**EXERCISE OBJECTIVE:**
State how many lines of the data contain the word "structured", and write nothing besides the number.

**RECORDS FOR PROCESSING:**

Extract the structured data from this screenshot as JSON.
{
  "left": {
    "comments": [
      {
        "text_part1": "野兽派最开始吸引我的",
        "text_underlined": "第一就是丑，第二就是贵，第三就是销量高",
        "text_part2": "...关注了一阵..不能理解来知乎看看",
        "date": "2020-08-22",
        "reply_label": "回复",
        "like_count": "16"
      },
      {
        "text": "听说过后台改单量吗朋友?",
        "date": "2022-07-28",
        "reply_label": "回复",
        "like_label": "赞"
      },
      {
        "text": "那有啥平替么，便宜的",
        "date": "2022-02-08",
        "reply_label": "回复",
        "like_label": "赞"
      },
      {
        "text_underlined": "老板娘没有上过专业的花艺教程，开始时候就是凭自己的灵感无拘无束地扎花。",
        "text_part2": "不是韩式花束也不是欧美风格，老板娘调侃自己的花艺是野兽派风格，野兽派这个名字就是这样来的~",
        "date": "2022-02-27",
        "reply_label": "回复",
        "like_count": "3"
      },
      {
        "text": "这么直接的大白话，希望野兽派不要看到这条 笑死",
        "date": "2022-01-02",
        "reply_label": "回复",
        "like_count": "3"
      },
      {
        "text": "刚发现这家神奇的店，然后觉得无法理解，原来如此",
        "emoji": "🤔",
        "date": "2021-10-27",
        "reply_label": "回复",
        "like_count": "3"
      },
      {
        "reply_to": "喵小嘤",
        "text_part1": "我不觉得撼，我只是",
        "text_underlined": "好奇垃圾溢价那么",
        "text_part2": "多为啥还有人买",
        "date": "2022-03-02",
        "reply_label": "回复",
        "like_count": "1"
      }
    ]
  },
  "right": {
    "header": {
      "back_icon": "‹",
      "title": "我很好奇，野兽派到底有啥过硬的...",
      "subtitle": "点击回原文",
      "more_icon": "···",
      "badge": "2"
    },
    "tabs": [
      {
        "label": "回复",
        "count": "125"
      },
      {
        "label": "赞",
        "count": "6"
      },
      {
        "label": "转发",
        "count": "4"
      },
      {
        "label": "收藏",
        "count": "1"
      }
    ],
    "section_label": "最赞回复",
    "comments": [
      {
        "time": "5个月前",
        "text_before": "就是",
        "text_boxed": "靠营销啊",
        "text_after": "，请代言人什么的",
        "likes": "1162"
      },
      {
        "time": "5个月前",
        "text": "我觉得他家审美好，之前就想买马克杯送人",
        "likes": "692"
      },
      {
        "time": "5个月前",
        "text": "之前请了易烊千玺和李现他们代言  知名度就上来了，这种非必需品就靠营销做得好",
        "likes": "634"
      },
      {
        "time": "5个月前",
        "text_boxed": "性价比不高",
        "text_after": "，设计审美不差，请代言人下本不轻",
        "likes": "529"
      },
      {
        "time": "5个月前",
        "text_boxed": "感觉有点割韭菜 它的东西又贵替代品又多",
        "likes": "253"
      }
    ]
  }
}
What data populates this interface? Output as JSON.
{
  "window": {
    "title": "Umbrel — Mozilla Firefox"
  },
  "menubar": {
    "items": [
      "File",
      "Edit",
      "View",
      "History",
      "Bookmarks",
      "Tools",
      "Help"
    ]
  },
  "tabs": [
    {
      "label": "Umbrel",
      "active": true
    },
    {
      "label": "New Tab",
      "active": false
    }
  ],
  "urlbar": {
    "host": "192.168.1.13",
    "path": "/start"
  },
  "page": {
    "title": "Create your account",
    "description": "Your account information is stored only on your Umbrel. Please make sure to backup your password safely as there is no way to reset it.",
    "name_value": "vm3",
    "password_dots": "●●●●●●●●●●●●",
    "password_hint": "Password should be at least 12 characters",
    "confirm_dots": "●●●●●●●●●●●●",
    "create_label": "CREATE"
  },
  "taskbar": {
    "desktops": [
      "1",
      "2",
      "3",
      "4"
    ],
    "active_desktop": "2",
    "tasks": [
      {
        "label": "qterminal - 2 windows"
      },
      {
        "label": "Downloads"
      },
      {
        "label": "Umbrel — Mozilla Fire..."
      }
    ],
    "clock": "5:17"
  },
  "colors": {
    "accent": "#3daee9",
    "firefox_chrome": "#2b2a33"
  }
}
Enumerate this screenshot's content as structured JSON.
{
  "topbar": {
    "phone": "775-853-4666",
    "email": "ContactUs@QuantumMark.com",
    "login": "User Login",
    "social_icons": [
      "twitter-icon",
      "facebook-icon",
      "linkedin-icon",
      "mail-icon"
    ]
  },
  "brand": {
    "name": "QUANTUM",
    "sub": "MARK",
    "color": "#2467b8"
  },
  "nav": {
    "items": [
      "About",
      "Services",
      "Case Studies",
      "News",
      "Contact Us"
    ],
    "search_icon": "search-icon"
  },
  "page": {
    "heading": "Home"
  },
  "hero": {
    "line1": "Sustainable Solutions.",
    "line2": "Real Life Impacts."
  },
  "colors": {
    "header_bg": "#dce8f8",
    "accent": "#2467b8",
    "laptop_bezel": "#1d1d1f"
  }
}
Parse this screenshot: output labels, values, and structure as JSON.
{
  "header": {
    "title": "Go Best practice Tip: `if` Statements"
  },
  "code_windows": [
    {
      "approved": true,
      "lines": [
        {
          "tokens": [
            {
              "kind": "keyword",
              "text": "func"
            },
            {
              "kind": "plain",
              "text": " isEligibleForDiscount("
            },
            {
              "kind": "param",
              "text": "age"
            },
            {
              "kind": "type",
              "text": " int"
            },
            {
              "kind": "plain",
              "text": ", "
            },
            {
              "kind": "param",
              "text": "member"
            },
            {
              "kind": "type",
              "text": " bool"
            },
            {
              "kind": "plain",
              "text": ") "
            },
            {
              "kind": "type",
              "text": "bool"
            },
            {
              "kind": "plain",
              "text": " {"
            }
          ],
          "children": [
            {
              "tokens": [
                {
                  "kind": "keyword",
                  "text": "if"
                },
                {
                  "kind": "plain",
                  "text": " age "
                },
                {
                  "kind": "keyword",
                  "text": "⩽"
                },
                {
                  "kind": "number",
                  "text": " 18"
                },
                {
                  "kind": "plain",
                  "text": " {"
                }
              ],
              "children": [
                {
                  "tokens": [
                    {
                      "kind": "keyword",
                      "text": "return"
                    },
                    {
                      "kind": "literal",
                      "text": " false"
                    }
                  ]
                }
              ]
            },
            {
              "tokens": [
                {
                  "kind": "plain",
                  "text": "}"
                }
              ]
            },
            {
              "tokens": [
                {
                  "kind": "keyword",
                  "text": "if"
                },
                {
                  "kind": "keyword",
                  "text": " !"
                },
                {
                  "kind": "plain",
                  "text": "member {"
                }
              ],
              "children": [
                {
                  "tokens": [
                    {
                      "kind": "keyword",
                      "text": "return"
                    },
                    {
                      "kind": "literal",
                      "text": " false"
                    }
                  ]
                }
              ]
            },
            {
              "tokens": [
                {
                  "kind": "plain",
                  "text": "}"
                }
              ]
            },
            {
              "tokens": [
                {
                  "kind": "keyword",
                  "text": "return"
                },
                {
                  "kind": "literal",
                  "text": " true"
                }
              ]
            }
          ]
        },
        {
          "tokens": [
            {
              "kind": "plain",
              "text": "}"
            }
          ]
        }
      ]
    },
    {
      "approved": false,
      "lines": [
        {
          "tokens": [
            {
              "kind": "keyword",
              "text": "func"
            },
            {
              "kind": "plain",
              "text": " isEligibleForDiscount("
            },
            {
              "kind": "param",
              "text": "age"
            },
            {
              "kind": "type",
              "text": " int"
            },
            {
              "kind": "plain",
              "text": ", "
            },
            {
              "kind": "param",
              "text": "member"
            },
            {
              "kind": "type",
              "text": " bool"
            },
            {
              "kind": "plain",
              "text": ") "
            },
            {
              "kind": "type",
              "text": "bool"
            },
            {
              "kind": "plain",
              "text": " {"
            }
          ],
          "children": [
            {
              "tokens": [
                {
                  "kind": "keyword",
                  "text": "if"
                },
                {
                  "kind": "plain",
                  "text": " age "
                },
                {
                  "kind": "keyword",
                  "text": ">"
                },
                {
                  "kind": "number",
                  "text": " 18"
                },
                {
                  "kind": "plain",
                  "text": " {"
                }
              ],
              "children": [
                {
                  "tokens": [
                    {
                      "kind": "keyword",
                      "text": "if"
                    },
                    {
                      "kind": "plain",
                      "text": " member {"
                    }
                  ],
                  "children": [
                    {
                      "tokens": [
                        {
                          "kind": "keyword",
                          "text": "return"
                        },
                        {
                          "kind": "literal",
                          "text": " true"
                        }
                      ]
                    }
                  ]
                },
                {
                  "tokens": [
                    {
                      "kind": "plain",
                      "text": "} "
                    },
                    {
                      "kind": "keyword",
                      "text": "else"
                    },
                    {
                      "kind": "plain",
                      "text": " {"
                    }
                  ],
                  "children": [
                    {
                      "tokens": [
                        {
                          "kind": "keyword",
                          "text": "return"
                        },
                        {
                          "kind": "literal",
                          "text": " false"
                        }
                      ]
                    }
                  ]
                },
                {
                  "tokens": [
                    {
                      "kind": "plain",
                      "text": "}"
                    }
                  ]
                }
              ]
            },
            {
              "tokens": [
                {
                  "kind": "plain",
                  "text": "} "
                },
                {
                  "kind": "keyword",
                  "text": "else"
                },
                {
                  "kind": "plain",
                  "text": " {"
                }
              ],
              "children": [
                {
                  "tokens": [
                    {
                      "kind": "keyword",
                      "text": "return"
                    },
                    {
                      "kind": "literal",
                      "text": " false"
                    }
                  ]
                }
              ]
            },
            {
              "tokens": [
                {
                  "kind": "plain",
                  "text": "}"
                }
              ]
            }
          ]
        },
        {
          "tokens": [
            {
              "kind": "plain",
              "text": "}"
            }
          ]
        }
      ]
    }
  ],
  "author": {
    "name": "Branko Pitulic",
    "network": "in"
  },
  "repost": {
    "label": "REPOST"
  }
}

**RESULT BELOW:**
2